◆ SHORT EXERCISE ◆
Show every line that has the string "text" in it.

◆ ENTRIES SHOWN ◆

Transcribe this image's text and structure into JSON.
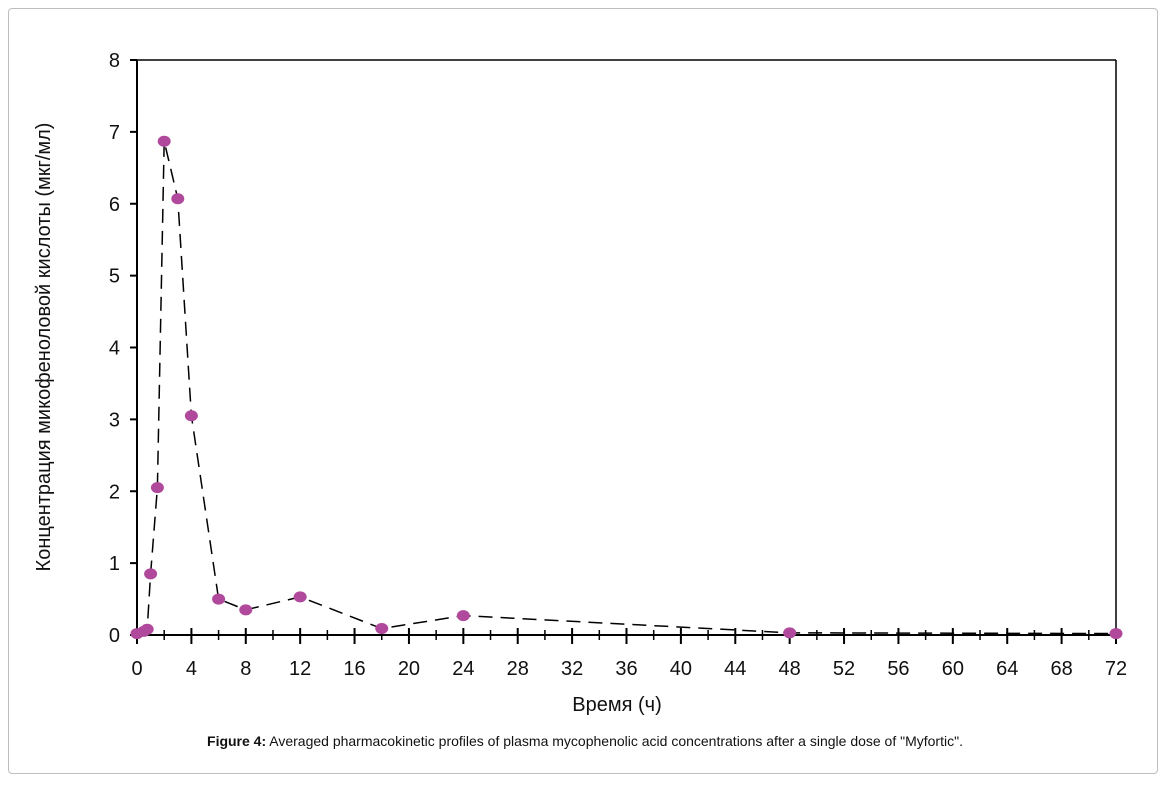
{
  "chart_data": {
    "type": "scatter",
    "title": "",
    "xlabel": "Время (ч)",
    "ylabel": "Концентрация микофеноловой кислоты (мкг/мл)",
    "xlim": [
      0,
      72
    ],
    "ylim": [
      0,
      8
    ],
    "xticks": [
      0,
      4,
      8,
      12,
      16,
      20,
      24,
      28,
      32,
      36,
      40,
      44,
      48,
      52,
      56,
      60,
      64,
      68,
      72
    ],
    "yticks": [
      0,
      1,
      2,
      3,
      4,
      5,
      6,
      7,
      8
    ],
    "grid": false,
    "legend": "none",
    "marker_color": "#b0489c",
    "line_style": "dashed",
    "series": [
      {
        "x": [
          0,
          0.5,
          0.75,
          1,
          1.5,
          2,
          3,
          4,
          6,
          8,
          12,
          18,
          24,
          48,
          72
        ],
        "y": [
          0.02,
          0.05,
          0.08,
          0.85,
          2.05,
          6.87,
          6.07,
          3.05,
          0.5,
          0.35,
          0.53,
          0.09,
          0.27,
          0.03,
          0.02
        ]
      }
    ]
  },
  "caption": {
    "label": "Figure 4:",
    "text": " Averaged pharmacokinetic profiles of plasma mycophenolic acid concentrations after a single dose of \"Myfortic\"."
  }
}
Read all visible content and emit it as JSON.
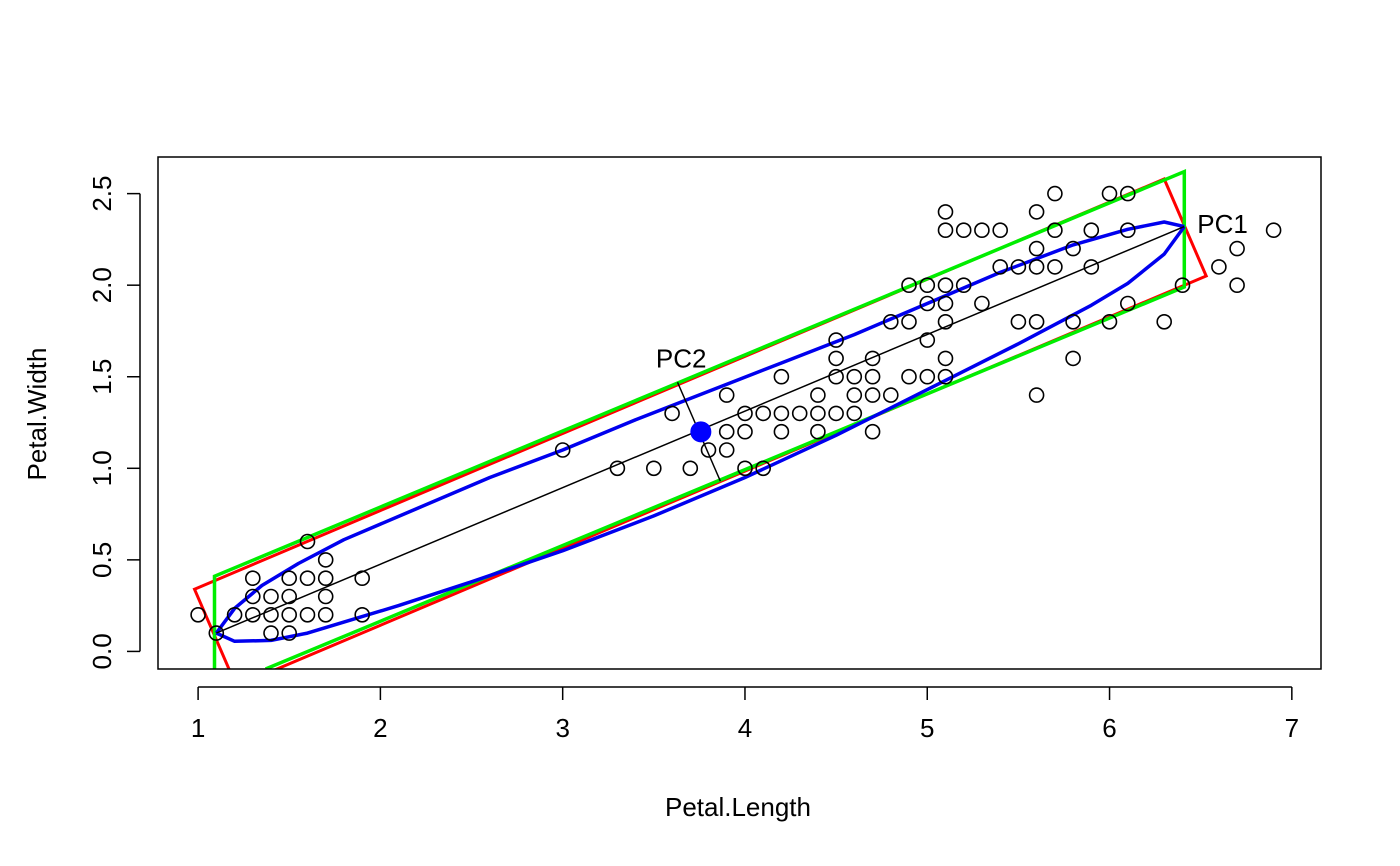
{
  "chart_data": {
    "type": "scatter",
    "xlabel": "Petal.Length",
    "ylabel": "Petal.Width",
    "xlim": [
      0.78,
      7.16
    ],
    "ylim": [
      -0.096,
      2.7
    ],
    "xticks": [
      1,
      2,
      3,
      4,
      5,
      6,
      7
    ],
    "yticks": [
      0.0,
      0.5,
      1.0,
      1.5,
      2.0,
      2.5
    ],
    "x_tick_labels": [
      "1",
      "2",
      "3",
      "4",
      "5",
      "6",
      "7"
    ],
    "y_tick_labels": [
      "0.0",
      "0.5",
      "1.0",
      "1.5",
      "2.0",
      "2.5"
    ],
    "grid": false,
    "points": [
      [
        1.0,
        0.2
      ],
      [
        1.1,
        0.1
      ],
      [
        1.2,
        0.2
      ],
      [
        1.3,
        0.2
      ],
      [
        1.3,
        0.3
      ],
      [
        1.3,
        0.4
      ],
      [
        1.4,
        0.1
      ],
      [
        1.4,
        0.2
      ],
      [
        1.4,
        0.3
      ],
      [
        1.5,
        0.1
      ],
      [
        1.5,
        0.2
      ],
      [
        1.5,
        0.3
      ],
      [
        1.5,
        0.4
      ],
      [
        1.6,
        0.2
      ],
      [
        1.6,
        0.4
      ],
      [
        1.6,
        0.6
      ],
      [
        1.7,
        0.2
      ],
      [
        1.7,
        0.3
      ],
      [
        1.7,
        0.4
      ],
      [
        1.7,
        0.5
      ],
      [
        1.9,
        0.2
      ],
      [
        1.9,
        0.4
      ],
      [
        3.0,
        1.1
      ],
      [
        3.3,
        1.0
      ],
      [
        3.5,
        1.0
      ],
      [
        3.6,
        1.3
      ],
      [
        3.7,
        1.0
      ],
      [
        3.8,
        1.1
      ],
      [
        3.9,
        1.1
      ],
      [
        3.9,
        1.2
      ],
      [
        3.9,
        1.4
      ],
      [
        4.0,
        1.0
      ],
      [
        4.0,
        1.2
      ],
      [
        4.0,
        1.3
      ],
      [
        4.1,
        1.0
      ],
      [
        4.1,
        1.3
      ],
      [
        4.2,
        1.2
      ],
      [
        4.2,
        1.3
      ],
      [
        4.2,
        1.5
      ],
      [
        4.3,
        1.3
      ],
      [
        4.4,
        1.2
      ],
      [
        4.4,
        1.3
      ],
      [
        4.4,
        1.4
      ],
      [
        4.5,
        1.3
      ],
      [
        4.5,
        1.5
      ],
      [
        4.5,
        1.6
      ],
      [
        4.5,
        1.7
      ],
      [
        4.6,
        1.3
      ],
      [
        4.6,
        1.4
      ],
      [
        4.6,
        1.5
      ],
      [
        4.7,
        1.2
      ],
      [
        4.7,
        1.4
      ],
      [
        4.7,
        1.5
      ],
      [
        4.7,
        1.6
      ],
      [
        4.8,
        1.4
      ],
      [
        4.8,
        1.8
      ],
      [
        4.9,
        1.5
      ],
      [
        4.9,
        1.8
      ],
      [
        4.9,
        2.0
      ],
      [
        5.0,
        1.5
      ],
      [
        5.0,
        1.7
      ],
      [
        5.0,
        1.9
      ],
      [
        5.0,
        2.0
      ],
      [
        5.1,
        1.5
      ],
      [
        5.1,
        1.6
      ],
      [
        5.1,
        1.8
      ],
      [
        5.1,
        1.9
      ],
      [
        5.1,
        2.0
      ],
      [
        5.1,
        2.3
      ],
      [
        5.1,
        2.4
      ],
      [
        5.2,
        2.0
      ],
      [
        5.2,
        2.3
      ],
      [
        5.3,
        1.9
      ],
      [
        5.3,
        2.3
      ],
      [
        5.4,
        2.1
      ],
      [
        5.4,
        2.3
      ],
      [
        5.5,
        1.8
      ],
      [
        5.5,
        2.1
      ],
      [
        5.6,
        1.4
      ],
      [
        5.6,
        1.8
      ],
      [
        5.6,
        2.1
      ],
      [
        5.6,
        2.2
      ],
      [
        5.6,
        2.4
      ],
      [
        5.7,
        2.1
      ],
      [
        5.7,
        2.3
      ],
      [
        5.7,
        2.5
      ],
      [
        5.8,
        1.6
      ],
      [
        5.8,
        1.8
      ],
      [
        5.8,
        2.2
      ],
      [
        5.9,
        2.1
      ],
      [
        5.9,
        2.3
      ],
      [
        6.0,
        1.8
      ],
      [
        6.0,
        2.5
      ],
      [
        6.1,
        1.9
      ],
      [
        6.1,
        2.3
      ],
      [
        6.1,
        2.5
      ],
      [
        6.3,
        1.8
      ],
      [
        6.4,
        2.0
      ],
      [
        6.6,
        2.1
      ],
      [
        6.7,
        2.0
      ],
      [
        6.7,
        2.2
      ],
      [
        6.9,
        2.3
      ]
    ],
    "center": [
      3.758,
      1.199
    ],
    "center_color": "#0000ff",
    "pc1_axis": [
      [
        1.1,
        0.1
      ],
      [
        6.41,
        2.32
      ]
    ],
    "pc2_axis": [
      [
        3.63,
        1.47
      ],
      [
        3.865,
        0.93
      ]
    ],
    "pc_labels": [
      {
        "text": "PC1",
        "x": 6.62,
        "y": 2.335
      },
      {
        "text": "PC2",
        "x": 3.65,
        "y": 1.6
      }
    ],
    "red_box": {
      "color": "#ff0000",
      "corners": [
        [
          0.98,
          0.34
        ],
        [
          6.3,
          2.58
        ],
        [
          6.53,
          2.05
        ],
        [
          1.21,
          -0.19
        ]
      ]
    },
    "green_box": {
      "color": "#00ee00",
      "corners": [
        [
          1.09,
          -0.096
        ],
        [
          1.09,
          0.41
        ],
        [
          6.41,
          2.62
        ],
        [
          6.41,
          1.99
        ],
        [
          1.37,
          -0.096
        ]
      ]
    },
    "ellipse": {
      "color": "#0000ee",
      "upper": [
        [
          1.1,
          0.1
        ],
        [
          1.2,
          0.235
        ],
        [
          1.35,
          0.36
        ],
        [
          1.55,
          0.48
        ],
        [
          1.8,
          0.61
        ],
        [
          2.2,
          0.78
        ],
        [
          2.6,
          0.95
        ],
        [
          3.0,
          1.1
        ],
        [
          3.4,
          1.265
        ],
        [
          3.8,
          1.42
        ],
        [
          4.2,
          1.575
        ],
        [
          4.6,
          1.73
        ],
        [
          5.0,
          1.9
        ],
        [
          5.4,
          2.07
        ],
        [
          5.8,
          2.22
        ],
        [
          6.1,
          2.305
        ],
        [
          6.3,
          2.345
        ],
        [
          6.41,
          2.32
        ]
      ],
      "lower": [
        [
          1.1,
          0.1
        ],
        [
          1.2,
          0.055
        ],
        [
          1.4,
          0.06
        ],
        [
          1.6,
          0.1
        ],
        [
          1.8,
          0.16
        ],
        [
          2.1,
          0.25
        ],
        [
          2.5,
          0.38
        ],
        [
          3.0,
          0.55
        ],
        [
          3.5,
          0.74
        ],
        [
          4.0,
          0.95
        ],
        [
          4.5,
          1.18
        ],
        [
          5.0,
          1.43
        ],
        [
          5.5,
          1.68
        ],
        [
          5.9,
          1.89
        ],
        [
          6.1,
          2.01
        ],
        [
          6.3,
          2.17
        ],
        [
          6.41,
          2.32
        ]
      ]
    }
  }
}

◆ OUTPUT FOR THIS TASK ◆
Transcribe this image's text and structure into JSON.
    "text": " Averaged pharmacokinetic profiles of plasma mycophenolic acid concentrations after a single dose of \"Myfortic\"."
        "text": "PC1",
        "text": "PC2",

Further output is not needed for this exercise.